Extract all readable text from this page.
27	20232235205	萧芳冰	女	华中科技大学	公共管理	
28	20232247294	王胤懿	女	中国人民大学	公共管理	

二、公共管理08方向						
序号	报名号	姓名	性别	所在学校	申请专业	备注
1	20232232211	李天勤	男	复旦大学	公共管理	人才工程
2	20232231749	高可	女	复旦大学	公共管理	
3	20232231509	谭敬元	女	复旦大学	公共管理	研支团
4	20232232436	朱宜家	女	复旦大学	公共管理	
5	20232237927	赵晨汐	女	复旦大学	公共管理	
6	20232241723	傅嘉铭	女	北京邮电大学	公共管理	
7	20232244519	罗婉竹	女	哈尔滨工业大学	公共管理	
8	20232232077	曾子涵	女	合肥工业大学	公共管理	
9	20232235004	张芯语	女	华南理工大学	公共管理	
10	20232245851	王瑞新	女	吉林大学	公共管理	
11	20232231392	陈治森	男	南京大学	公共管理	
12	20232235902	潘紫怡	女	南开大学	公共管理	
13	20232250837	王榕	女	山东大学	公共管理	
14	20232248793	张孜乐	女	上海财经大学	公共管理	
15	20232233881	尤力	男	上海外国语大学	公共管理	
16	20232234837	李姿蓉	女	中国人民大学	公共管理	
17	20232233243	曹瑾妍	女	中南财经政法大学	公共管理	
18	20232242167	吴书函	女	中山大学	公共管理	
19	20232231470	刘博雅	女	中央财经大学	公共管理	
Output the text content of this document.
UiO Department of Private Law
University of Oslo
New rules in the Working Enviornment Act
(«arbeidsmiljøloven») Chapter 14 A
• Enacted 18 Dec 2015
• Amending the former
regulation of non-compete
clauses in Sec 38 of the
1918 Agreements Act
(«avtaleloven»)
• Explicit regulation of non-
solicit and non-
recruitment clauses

* * * * *

▸ **Direction**: Make an exact copy of the material above.

▸ **Solution**:
Extract all readable text from this page.
27	20232235205	萧芳冰	女	华中科技大学	公共管理	
28	20232247294	王胤懿	女	中国人民大学	公共管理	

二、公共管理08方向						
序号	报名号	姓名	性别	所在学校	申请专业	备注
1	20232232211	李天勤	男	复旦大学	公共管理	人才工程
2	20232231749	高可	女	复旦大学	公共管理	
3	20232231509	谭敬元	女	复旦大学	公共管理	研支团
4	20232232436	朱宜家	女	复旦大学	公共管理	
5	20232237927	赵晨汐	女	复旦大学	公共管理	
6	20232241723	傅嘉铭	女	北京邮电大学	公共管理	
7	20232244519	罗婉竹	女	哈尔滨工业大学	公共管理	
8	20232232077	曾子涵	女	合肥工业大学	公共管理	
9	20232235004	张芯语	女	华南理工大学	公共管理	
10	20232245851	王瑞新	女	吉林大学	公共管理	
11	20232231392	陈治森	男	南京大学	公共管理	
12	20232235902	潘紫怡	女	南开大学	公共管理	
13	20232250837	王榕	女	山东大学	公共管理	
14	20232248793	张孜乐	女	上海财经大学	公共管理	
15	20232233881	尤力	男	上海外国语大学	公共管理	
16	20232234837	李姿蓉	女	中国人民大学	公共管理	
17	20232233243	曹瑾妍	女	中南财经政法大学	公共管理	
18	20232242167	吴书函	女	中山大学	公共管理	
19	20232231470	刘博雅	女	中央财经大学	公共管理	
Output the text content of this document.
UiO Department of Private Law
University of Oslo
New rules in the Working Enviornment Act
(«arbeidsmiljøloven») Chapter 14 A
• Enacted 18 Dec 2015
• Amending the former
regulation of non-compete
clauses in Sec 38 of the
1918 Agreements Act
(«avtaleloven»)
• Explicit regulation of non-
solicit and non-
recruitment clauses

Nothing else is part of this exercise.